Gather up every line from the entries below that uses the word "ABCD".

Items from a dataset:

..........

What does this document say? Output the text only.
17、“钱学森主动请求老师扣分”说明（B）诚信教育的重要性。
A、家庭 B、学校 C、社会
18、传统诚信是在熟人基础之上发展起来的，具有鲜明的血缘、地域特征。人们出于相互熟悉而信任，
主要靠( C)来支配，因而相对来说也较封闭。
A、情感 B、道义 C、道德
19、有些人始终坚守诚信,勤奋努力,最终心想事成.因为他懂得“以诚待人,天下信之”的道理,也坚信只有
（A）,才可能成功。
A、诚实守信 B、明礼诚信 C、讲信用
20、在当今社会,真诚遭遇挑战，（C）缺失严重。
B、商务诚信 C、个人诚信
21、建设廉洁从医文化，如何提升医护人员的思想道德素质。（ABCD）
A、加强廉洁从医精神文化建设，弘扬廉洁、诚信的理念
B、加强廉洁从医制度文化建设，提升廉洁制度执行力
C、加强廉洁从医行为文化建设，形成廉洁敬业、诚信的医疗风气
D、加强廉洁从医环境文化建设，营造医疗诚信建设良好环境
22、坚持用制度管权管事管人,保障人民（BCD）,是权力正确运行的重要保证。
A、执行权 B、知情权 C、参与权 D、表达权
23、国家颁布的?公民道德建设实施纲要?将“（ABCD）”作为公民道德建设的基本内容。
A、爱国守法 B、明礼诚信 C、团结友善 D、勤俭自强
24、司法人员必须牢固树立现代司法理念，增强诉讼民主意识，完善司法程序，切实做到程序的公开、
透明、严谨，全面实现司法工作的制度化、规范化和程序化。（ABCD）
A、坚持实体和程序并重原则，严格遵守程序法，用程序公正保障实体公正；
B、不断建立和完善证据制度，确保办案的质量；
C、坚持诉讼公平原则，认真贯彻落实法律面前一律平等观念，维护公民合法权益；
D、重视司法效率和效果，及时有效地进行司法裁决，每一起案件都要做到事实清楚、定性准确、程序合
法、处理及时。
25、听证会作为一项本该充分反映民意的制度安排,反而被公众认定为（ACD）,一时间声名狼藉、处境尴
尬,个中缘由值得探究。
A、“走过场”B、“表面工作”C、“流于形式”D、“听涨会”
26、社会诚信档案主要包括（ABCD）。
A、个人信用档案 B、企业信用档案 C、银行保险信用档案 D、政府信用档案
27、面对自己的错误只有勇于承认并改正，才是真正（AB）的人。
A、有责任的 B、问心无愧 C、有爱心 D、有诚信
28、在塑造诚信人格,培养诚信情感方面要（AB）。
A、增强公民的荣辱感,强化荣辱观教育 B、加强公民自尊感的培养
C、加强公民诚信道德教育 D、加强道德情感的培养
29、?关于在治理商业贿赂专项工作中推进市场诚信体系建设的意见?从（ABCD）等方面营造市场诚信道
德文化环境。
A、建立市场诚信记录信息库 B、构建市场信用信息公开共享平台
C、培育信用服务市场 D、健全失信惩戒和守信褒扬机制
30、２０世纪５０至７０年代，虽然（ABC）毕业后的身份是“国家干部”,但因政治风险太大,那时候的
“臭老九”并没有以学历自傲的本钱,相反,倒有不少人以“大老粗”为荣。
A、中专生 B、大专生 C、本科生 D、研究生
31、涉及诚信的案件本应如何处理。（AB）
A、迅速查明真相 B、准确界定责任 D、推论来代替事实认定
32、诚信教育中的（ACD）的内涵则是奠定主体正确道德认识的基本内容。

..........

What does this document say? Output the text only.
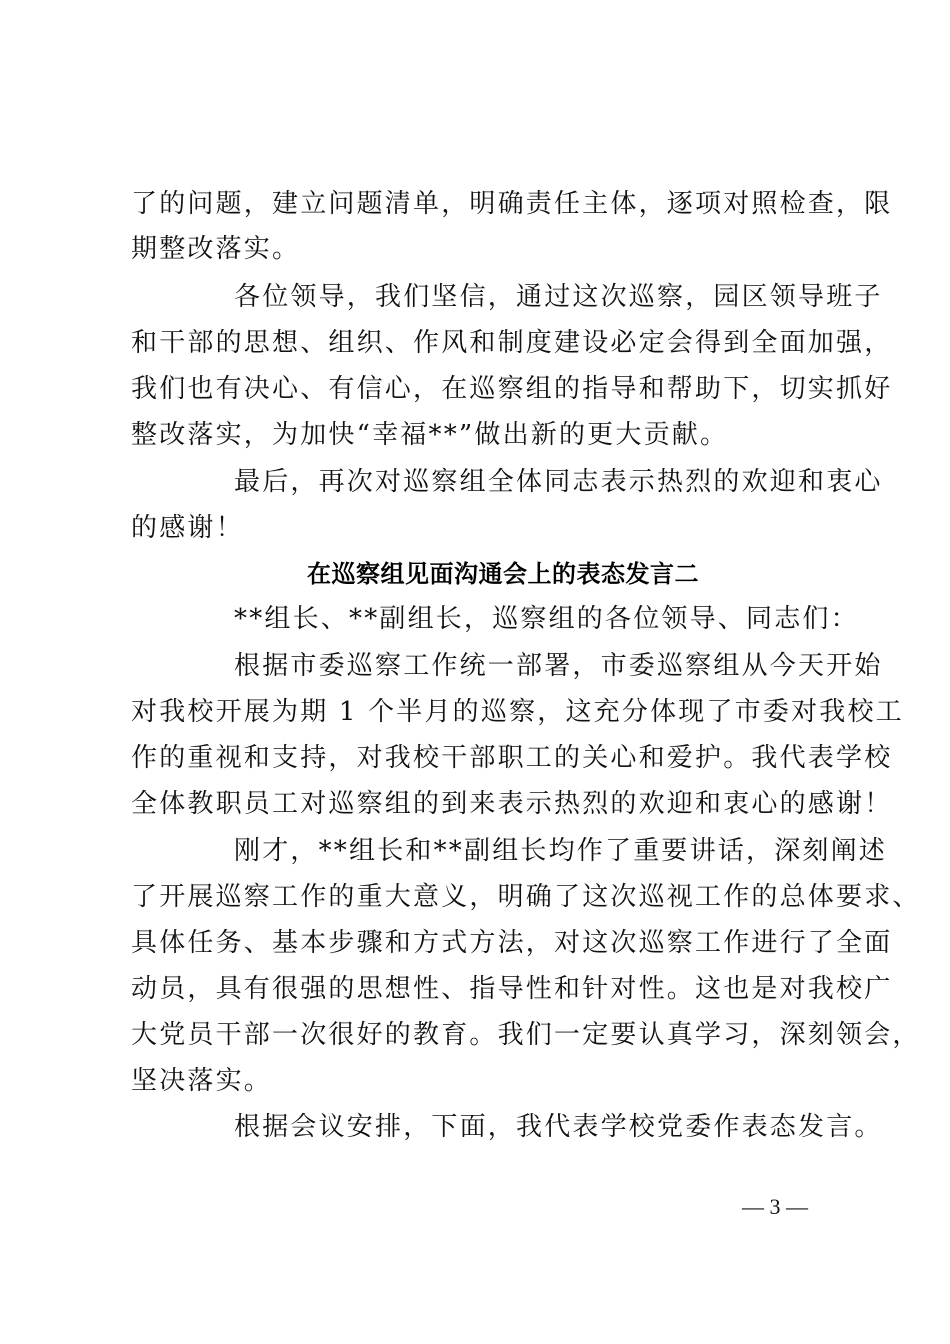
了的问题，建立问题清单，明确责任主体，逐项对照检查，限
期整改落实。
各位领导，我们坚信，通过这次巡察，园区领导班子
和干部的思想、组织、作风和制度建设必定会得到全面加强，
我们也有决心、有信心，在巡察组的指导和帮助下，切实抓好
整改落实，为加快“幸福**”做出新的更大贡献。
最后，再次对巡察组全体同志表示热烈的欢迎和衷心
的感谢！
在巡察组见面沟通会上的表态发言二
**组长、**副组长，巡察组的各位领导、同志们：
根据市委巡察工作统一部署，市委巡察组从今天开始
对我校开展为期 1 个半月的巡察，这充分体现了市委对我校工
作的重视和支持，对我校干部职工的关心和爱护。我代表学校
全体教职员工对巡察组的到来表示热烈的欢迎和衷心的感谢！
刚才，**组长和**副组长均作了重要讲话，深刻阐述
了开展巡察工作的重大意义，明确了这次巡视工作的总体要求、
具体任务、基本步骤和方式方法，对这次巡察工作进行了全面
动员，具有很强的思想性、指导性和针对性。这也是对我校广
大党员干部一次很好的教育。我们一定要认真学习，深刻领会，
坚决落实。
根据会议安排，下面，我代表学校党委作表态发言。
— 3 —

..........

Full answer:
21、建设廉洁从医文化，如何提升医护人员的思想道德素质。（ABCD）
23、国家颁布的?公民道德建设实施纲要?将“（ABCD）”作为公民道德建设的基本内容。
透明、严谨，全面实现司法工作的制度化、规范化和程序化。（ABCD）
26、社会诚信档案主要包括（ABCD）。
29、?关于在治理商业贿赂专项工作中推进市场诚信体系建设的意见?从（ABCD）等方面营造市场诚信道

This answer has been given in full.